PROBLEM TO SOLVE
Rewrite the rows from the first one through the row containing "minus-marker: − xyxy=(18,406,38,444)", replacing "battery" with "accumulator" and leaving everything else unchanged.

SUPPLIED DATA

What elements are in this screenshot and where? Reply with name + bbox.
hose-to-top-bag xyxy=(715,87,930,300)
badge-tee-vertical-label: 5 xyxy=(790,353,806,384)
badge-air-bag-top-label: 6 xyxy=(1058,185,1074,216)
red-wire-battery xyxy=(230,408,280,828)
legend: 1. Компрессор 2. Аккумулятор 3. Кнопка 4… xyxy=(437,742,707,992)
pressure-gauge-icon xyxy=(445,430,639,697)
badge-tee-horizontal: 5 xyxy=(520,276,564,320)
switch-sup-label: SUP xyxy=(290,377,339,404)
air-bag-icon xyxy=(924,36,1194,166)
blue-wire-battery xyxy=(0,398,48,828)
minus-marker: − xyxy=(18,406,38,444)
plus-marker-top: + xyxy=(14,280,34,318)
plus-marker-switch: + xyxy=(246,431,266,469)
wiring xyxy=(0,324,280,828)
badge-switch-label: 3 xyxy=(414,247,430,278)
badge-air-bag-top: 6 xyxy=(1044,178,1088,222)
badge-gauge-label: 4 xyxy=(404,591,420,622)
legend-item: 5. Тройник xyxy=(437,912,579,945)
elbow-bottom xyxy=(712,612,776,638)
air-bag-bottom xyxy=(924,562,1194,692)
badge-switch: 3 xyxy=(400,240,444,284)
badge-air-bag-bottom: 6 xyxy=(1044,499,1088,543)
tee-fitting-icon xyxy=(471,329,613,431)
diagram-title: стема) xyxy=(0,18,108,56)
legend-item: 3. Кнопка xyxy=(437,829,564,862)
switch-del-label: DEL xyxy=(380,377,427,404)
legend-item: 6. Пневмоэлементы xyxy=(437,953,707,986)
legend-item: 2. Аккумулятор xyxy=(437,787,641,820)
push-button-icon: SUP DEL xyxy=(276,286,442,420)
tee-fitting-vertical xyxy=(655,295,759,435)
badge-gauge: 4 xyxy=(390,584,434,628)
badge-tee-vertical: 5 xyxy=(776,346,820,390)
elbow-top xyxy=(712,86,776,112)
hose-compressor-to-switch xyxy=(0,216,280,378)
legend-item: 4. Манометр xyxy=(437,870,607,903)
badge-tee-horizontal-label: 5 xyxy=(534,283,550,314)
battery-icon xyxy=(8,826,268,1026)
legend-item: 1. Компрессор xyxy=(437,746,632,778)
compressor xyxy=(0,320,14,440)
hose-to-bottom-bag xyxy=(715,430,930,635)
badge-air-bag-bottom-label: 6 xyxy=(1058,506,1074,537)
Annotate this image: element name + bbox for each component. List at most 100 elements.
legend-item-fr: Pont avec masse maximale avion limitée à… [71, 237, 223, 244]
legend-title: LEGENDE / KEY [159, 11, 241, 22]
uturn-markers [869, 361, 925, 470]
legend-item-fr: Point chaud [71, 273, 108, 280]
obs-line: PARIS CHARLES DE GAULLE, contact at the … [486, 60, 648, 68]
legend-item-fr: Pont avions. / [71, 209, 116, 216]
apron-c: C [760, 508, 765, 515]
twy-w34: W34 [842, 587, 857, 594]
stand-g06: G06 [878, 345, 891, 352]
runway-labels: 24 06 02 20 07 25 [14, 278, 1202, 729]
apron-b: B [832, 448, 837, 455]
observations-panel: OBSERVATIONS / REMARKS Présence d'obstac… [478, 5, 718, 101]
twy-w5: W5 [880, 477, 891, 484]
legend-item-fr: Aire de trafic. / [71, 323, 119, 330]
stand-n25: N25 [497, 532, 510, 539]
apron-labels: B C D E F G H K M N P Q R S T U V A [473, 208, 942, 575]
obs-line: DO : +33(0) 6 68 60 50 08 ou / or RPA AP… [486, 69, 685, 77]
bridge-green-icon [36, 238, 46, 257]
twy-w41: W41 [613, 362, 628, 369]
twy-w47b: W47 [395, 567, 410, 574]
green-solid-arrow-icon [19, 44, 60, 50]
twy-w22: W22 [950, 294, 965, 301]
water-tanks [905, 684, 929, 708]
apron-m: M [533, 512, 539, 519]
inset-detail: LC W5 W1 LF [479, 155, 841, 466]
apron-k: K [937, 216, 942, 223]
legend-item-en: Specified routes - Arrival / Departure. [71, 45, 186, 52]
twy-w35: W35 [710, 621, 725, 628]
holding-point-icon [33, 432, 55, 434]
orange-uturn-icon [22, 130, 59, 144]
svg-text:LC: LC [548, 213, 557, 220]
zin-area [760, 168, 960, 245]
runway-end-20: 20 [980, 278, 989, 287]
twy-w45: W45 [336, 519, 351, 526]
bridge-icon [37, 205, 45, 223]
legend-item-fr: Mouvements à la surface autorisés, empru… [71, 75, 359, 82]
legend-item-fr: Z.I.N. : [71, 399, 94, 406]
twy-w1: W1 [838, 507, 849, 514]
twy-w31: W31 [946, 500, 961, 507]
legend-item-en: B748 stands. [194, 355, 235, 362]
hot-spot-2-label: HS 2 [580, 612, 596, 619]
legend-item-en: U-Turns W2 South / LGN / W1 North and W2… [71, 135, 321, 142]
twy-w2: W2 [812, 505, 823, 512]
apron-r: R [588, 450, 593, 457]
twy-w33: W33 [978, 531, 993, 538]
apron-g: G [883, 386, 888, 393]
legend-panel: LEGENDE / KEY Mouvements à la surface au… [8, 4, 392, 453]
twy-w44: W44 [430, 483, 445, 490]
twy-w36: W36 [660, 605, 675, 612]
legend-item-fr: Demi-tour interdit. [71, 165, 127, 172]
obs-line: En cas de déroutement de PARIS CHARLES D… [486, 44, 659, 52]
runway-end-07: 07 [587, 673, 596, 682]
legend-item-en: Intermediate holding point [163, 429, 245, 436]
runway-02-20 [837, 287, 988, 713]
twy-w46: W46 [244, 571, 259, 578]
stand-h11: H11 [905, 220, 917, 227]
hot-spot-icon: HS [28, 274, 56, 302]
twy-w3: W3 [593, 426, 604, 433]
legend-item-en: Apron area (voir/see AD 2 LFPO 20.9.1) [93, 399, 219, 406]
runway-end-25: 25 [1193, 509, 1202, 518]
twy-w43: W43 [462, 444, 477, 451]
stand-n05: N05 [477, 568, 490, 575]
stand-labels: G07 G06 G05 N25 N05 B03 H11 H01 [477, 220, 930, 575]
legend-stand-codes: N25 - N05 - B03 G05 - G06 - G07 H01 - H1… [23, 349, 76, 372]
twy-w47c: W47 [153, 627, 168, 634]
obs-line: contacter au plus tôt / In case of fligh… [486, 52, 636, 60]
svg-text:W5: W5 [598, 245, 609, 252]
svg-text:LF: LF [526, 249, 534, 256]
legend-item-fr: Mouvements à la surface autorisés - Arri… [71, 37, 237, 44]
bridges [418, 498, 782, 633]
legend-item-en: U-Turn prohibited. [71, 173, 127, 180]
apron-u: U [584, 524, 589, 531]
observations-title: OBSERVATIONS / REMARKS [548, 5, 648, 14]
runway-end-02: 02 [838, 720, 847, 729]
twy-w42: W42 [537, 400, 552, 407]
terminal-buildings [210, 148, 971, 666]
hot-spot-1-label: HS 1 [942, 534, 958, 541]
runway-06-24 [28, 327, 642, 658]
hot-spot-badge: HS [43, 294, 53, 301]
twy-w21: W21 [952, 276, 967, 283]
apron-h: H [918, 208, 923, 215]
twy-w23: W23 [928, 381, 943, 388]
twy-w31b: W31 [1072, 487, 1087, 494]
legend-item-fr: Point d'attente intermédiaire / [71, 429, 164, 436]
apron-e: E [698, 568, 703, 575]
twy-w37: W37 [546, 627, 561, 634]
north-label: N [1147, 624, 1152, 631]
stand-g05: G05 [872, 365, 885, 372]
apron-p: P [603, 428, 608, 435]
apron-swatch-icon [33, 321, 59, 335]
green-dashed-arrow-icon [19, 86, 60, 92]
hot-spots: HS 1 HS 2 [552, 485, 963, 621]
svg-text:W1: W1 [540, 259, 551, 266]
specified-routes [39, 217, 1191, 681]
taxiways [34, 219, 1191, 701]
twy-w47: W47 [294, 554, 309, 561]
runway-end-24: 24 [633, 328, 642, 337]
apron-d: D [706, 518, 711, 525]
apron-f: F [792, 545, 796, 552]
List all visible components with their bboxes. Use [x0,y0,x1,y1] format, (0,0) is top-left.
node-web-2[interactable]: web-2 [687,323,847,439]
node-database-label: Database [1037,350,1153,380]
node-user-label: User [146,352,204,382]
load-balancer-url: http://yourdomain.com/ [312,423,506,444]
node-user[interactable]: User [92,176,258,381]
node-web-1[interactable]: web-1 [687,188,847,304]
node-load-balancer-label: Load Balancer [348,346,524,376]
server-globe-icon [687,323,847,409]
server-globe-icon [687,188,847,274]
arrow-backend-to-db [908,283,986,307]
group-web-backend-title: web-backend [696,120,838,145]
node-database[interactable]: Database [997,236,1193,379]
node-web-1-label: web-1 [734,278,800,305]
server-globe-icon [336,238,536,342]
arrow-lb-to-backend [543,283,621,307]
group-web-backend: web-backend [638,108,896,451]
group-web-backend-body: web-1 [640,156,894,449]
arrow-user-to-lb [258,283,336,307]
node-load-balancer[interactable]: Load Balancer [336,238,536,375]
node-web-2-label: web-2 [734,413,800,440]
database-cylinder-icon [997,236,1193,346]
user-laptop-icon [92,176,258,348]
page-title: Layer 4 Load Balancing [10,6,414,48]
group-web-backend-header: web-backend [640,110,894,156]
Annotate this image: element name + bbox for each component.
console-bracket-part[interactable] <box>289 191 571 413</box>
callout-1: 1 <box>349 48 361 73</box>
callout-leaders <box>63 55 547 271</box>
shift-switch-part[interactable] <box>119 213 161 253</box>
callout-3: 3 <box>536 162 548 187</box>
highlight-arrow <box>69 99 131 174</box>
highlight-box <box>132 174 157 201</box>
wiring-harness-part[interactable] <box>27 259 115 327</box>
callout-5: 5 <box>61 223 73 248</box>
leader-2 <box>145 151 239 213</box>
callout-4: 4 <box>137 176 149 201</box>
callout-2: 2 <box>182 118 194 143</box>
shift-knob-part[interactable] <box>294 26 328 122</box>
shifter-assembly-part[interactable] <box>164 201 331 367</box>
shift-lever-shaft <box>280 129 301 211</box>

ANSWER FOR THE TASK
What elements are in this screenshot and where? Reply with name + bbox.
hose-to-top-bag xyxy=(715,87,930,300)
badge-tee-vertical-label: 5 xyxy=(790,353,806,384)
badge-air-bag-top-label: 6 xyxy=(1058,185,1074,216)
red-wire-accumulator xyxy=(230,408,280,828)
legend: 1. Компрессор 2. Аккумулятор 3. Кнопка 4… xyxy=(437,742,707,992)
pressure-gauge-icon xyxy=(445,430,639,697)
badge-tee-horizontal: 5 xyxy=(520,276,564,320)
switch-sup-label: SUP xyxy=(290,377,339,404)
air-bag-icon xyxy=(924,36,1194,166)
blue-wire-accumulator xyxy=(0,398,48,828)
minus-marker: − xyxy=(18,406,38,444)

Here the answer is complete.